[Extracted data entries]
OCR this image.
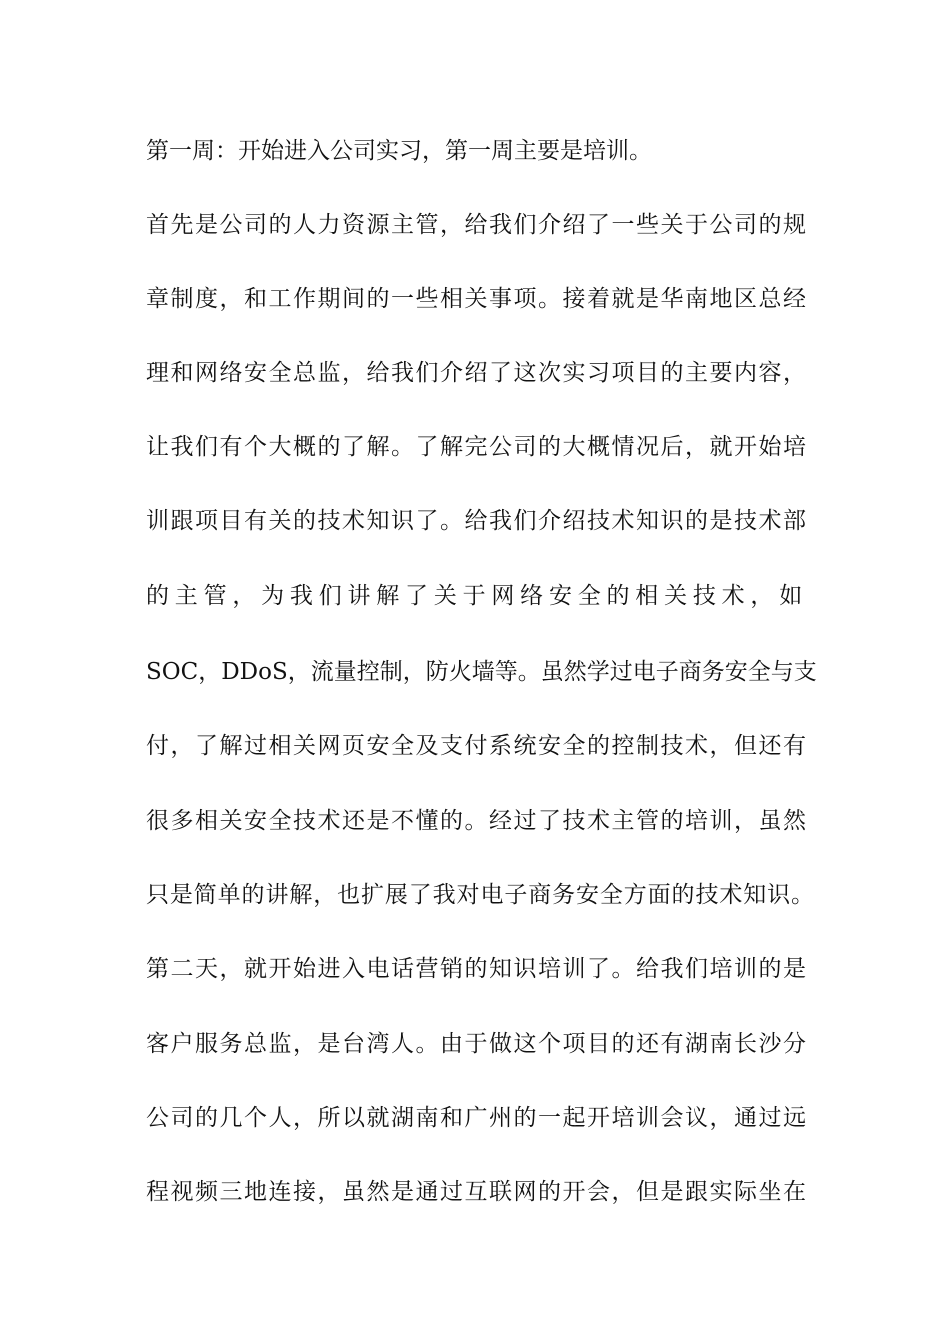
第一周：开始进入公司实习，第一周主要是培训。
首先是公司的人力资源主管，给我们介绍了一些关于公司的规
章制度，和工作期间的一些相关事项。接着就是华南地区总经
理和网络安全总监，给我们介绍了这次实习项目的主要内容，
让我们有个大概的了解。了解完公司的大概情况后，就开始培
训跟项目有关的技术知识了。给我们介绍技术知识的是技术部
的主管，为我们讲解了关于网络安全的相关技术，如
SOC，DDoS，流量控制，防火墙等。虽然学过电子商务安全与支
付，了解过相关网页安全及支付系统安全的控制技术，但还有
很多相关安全技术还是不懂的。经过了技术主管的培训，虽然
只是简单的讲解，也扩展了我对电子商务安全方面的技术知识。
第二天，就开始进入电话营销的知识培训了。给我们培训的是
客户服务总监，是台湾人。由于做这个项目的还有湖南长沙分
公司的几个人，所以就湖南和广州的一起开培训会议，通过远
程视频三地连接，虽然是通过互联网的开会，但是跟实际坐在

== OBJECTIVE ==
The records above are to be restated exactly, without their pictures.

== TASK SOLUTION ==
OCR this image.
第一周：开始进入公司实习，第一周主要是培训。
首先是公司的人力资源主管，给我们介绍了一些关于公司的规
章制度，和工作期间的一些相关事项。接着就是华南地区总经
理和网络安全总监，给我们介绍了这次实习项目的主要内容，
让我们有个大概的了解。了解完公司的大概情况后，就开始培
训跟项目有关的技术知识了。给我们介绍技术知识的是技术部
的主管，为我们讲解了关于网络安全的相关技术，如
SOC，DDoS，流量控制，防火墙等。虽然学过电子商务安全与支
付，了解过相关网页安全及支付系统安全的控制技术，但还有
很多相关安全技术还是不懂的。经过了技术主管的培训，虽然
只是简单的讲解，也扩展了我对电子商务安全方面的技术知识。
第二天，就开始进入电话营销的知识培训了。给我们培训的是
客户服务总监，是台湾人。由于做这个项目的还有湖南长沙分
公司的几个人，所以就湖南和广州的一起开培训会议，通过远
程视频三地连接，虽然是通过互联网的开会，但是跟实际坐在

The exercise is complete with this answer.